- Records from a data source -
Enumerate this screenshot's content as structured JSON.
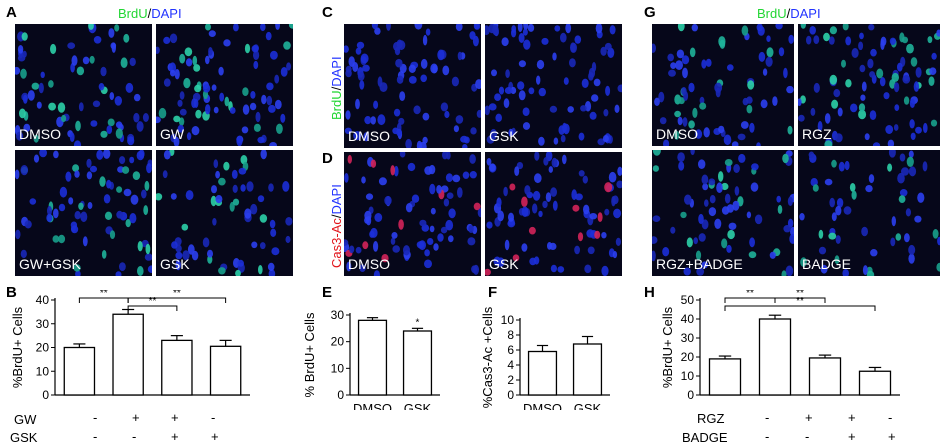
{
  "panels": {
    "A": {
      "letter": "A",
      "stain": {
        "a": "BrdU",
        "sep": "/",
        "b": "DAPI"
      },
      "images": [
        "DMSO",
        "GW",
        "GW+GSK",
        "GSK"
      ]
    },
    "C": {
      "letter": "C",
      "stain": {
        "a": "BrdU",
        "sep": "/",
        "b": "DAPI"
      },
      "images": [
        "DMSO",
        "GSK"
      ]
    },
    "D": {
      "letter": "D",
      "stain": {
        "a": "Cas3-Ac",
        "sep": "/",
        "b": "DAPI"
      },
      "images": [
        "DMSO",
        "GSK"
      ]
    },
    "G": {
      "letter": "G",
      "stain": {
        "a": "BrdU",
        "sep": "/",
        "b": "DAPI"
      },
      "images": [
        "DMSO",
        "RGZ",
        "RGZ+BADGE",
        "BADGE"
      ]
    },
    "B": {
      "letter": "B"
    },
    "E": {
      "letter": "E"
    },
    "F": {
      "letter": "F"
    },
    "H": {
      "letter": "H"
    }
  },
  "conditions": {
    "B": {
      "rows": [
        {
          "name": "GW",
          "marks": [
            "-",
            "+",
            "+",
            "-"
          ]
        },
        {
          "name": "GSK",
          "marks": [
            "-",
            "-",
            "+",
            "+"
          ]
        }
      ]
    },
    "H": {
      "rows": [
        {
          "name": "RGZ",
          "marks": [
            "-",
            "+",
            "+",
            "-"
          ]
        },
        {
          "name": "BADGE",
          "marks": [
            "-",
            "-",
            "+",
            "+"
          ]
        }
      ]
    }
  },
  "chart_data": [
    {
      "id": "B",
      "type": "bar",
      "ylabel": "%BrdU+ Cells",
      "ylim": [
        0,
        40
      ],
      "yticks": [
        0,
        10,
        20,
        30,
        40
      ],
      "categories": [
        "",
        "",
        "",
        ""
      ],
      "values": [
        20,
        34,
        23,
        20.5
      ],
      "errors": [
        1.5,
        2,
        2,
        2.5
      ],
      "brackets": [
        {
          "from": 0,
          "to": 1,
          "label": "**",
          "level": 0
        },
        {
          "from": 1,
          "to": 2,
          "label": "**",
          "level": 1
        },
        {
          "from": 1,
          "to": 3,
          "label": "**",
          "level": 0
        }
      ]
    },
    {
      "id": "E",
      "type": "bar",
      "ylabel": "% BrdU+ Cells",
      "ylim": [
        0,
        30
      ],
      "yticks": [
        0,
        10,
        20,
        30
      ],
      "categories": [
        "DMSO",
        "GSK"
      ],
      "values": [
        28,
        24
      ],
      "errors": [
        1,
        1
      ],
      "annotations": [
        {
          "bar": 1,
          "label": "*"
        }
      ]
    },
    {
      "id": "F",
      "type": "bar",
      "ylabel": "%Cas3-Ac +Cells",
      "ylim": [
        0,
        10
      ],
      "yticks": [
        0,
        2,
        4,
        6,
        8,
        10
      ],
      "categories": [
        "DMSO",
        "GSK"
      ],
      "values": [
        5.8,
        6.8
      ],
      "errors": [
        0.8,
        1
      ]
    },
    {
      "id": "H",
      "type": "bar",
      "ylabel": "%BrdU+ Cells",
      "ylim": [
        0,
        50
      ],
      "yticks": [
        0,
        10,
        20,
        30,
        40,
        50
      ],
      "categories": [
        "",
        "",
        "",
        ""
      ],
      "values": [
        19,
        40,
        19.5,
        12.5
      ],
      "errors": [
        1.5,
        2,
        1.5,
        2
      ],
      "brackets": [
        {
          "from": 0,
          "to": 1,
          "label": "**",
          "level": 0
        },
        {
          "from": 1,
          "to": 2,
          "label": "**",
          "level": 0
        },
        {
          "from": 0,
          "to": 3,
          "label": "**",
          "level": 1
        }
      ]
    }
  ]
}
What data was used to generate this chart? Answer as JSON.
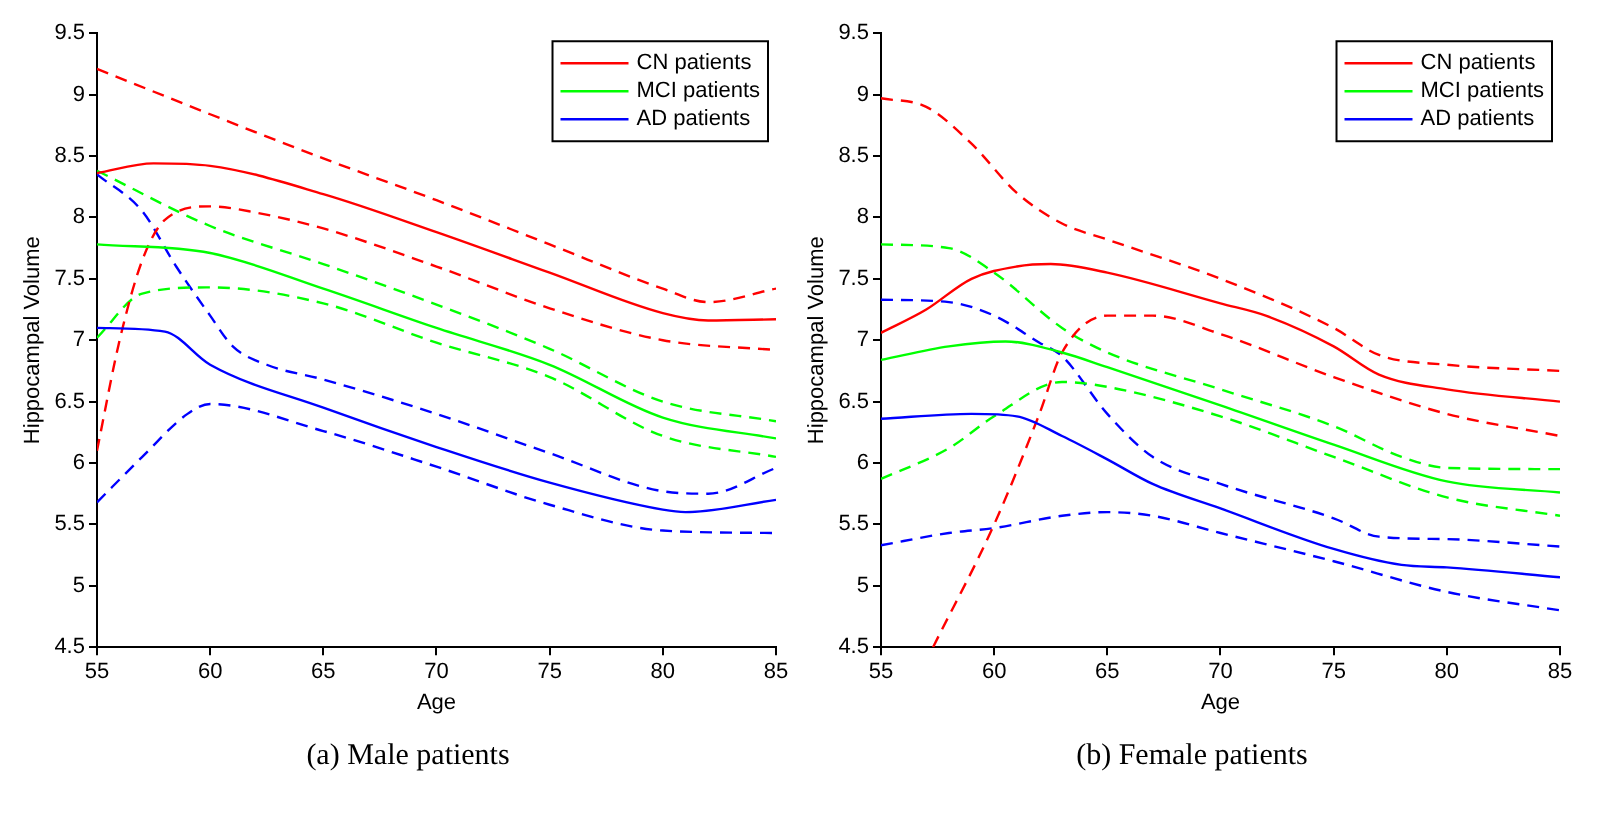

- Exercise -
Output the data above exactly. Drop every picture.

- Written answer -
Enumerate this screenshot's content as structured JSON.
{
  "panels": {
    "A": {
      "letter": "A",
      "stain": {
        "a": "BrdU",
        "sep": "/",
        "b": "DAPI"
      },
      "images": [
        "DMSO",
        "GW",
        "GW+GSK",
        "GSK"
      ]
    },
    "C": {
      "letter": "C",
      "stain": {
        "a": "BrdU",
        "sep": "/",
        "b": "DAPI"
      },
      "images": [
        "DMSO",
        "GSK"
      ]
    },
    "D": {
      "letter": "D",
      "stain": {
        "a": "Cas3-Ac",
        "sep": "/",
        "b": "DAPI"
      },
      "images": [
        "DMSO",
        "GSK"
      ]
    },
    "G": {
      "letter": "G",
      "stain": {
        "a": "BrdU",
        "sep": "/",
        "b": "DAPI"
      },
      "images": [
        "DMSO",
        "RGZ",
        "RGZ+BADGE",
        "BADGE"
      ]
    },
    "B": {
      "letter": "B"
    },
    "E": {
      "letter": "E"
    },
    "F": {
      "letter": "F"
    },
    "H": {
      "letter": "H"
    }
  },
  "conditions": {
    "B": {
      "rows": [
        {
          "name": "GW",
          "marks": [
            "-",
            "+",
            "+",
            "-"
          ]
        },
        {
          "name": "GSK",
          "marks": [
            "-",
            "-",
            "+",
            "+"
          ]
        }
      ]
    },
    "H": {
      "rows": [
        {
          "name": "RGZ",
          "marks": [
            "-",
            "+",
            "+",
            "-"
          ]
        },
        {
          "name": "BADGE",
          "marks": [
            "-",
            "-",
            "+",
            "+"
          ]
        }
      ]
    }
  },
  "chart_data": [
    {
      "id": "B",
      "type": "bar",
      "ylabel": "%BrdU+ Cells",
      "ylim": [
        0,
        40
      ],
      "yticks": [
        0,
        10,
        20,
        30,
        40
      ],
      "categories": [
        "",
        "",
        "",
        ""
      ],
      "values": [
        20,
        34,
        23,
        20.5
      ],
      "errors": [
        1.5,
        2,
        2,
        2.5
      ],
      "brackets": [
        {
          "from": 0,
          "to": 1,
          "label": "**",
          "level": 0
        },
        {
          "from": 1,
          "to": 2,
          "label": "**",
          "level": 1
        },
        {
          "from": 1,
          "to": 3,
          "label": "**",
          "level": 0
        }
      ]
    },
    {
      "id": "E",
      "type": "bar",
      "ylabel": "% BrdU+ Cells",
      "ylim": [
        0,
        30
      ],
      "yticks": [
        0,
        10,
        20,
        30
      ],
      "categories": [
        "DMSO",
        "GSK"
      ],
      "values": [
        28,
        24
      ],
      "errors": [
        1,
        1
      ],
      "annotations": [
        {
          "bar": 1,
          "label": "*"
        }
      ]
    },
    {
      "id": "F",
      "type": "bar",
      "ylabel": "%Cas3-Ac +Cells",
      "ylim": [
        0,
        10
      ],
      "yticks": [
        0,
        2,
        4,
        6,
        8,
        10
      ],
      "categories": [
        "DMSO",
        "GSK"
      ],
      "values": [
        5.8,
        6.8
      ],
      "errors": [
        0.8,
        1
      ]
    },
    {
      "id": "H",
      "type": "bar",
      "ylabel": "%BrdU+ Cells",
      "ylim": [
        0,
        50
      ],
      "yticks": [
        0,
        10,
        20,
        30,
        40,
        50
      ],
      "categories": [
        "",
        "",
        "",
        ""
      ],
      "values": [
        19,
        40,
        19.5,
        12.5
      ],
      "errors": [
        1.5,
        2,
        1.5,
        2
      ],
      "brackets": [
        {
          "from": 0,
          "to": 1,
          "label": "**",
          "level": 0
        },
        {
          "from": 1,
          "to": 2,
          "label": "**",
          "level": 0
        },
        {
          "from": 0,
          "to": 3,
          "label": "**",
          "level": 1
        }
      ]
    }
  ]
}
What data was used to generate this chart? Answer as JSON.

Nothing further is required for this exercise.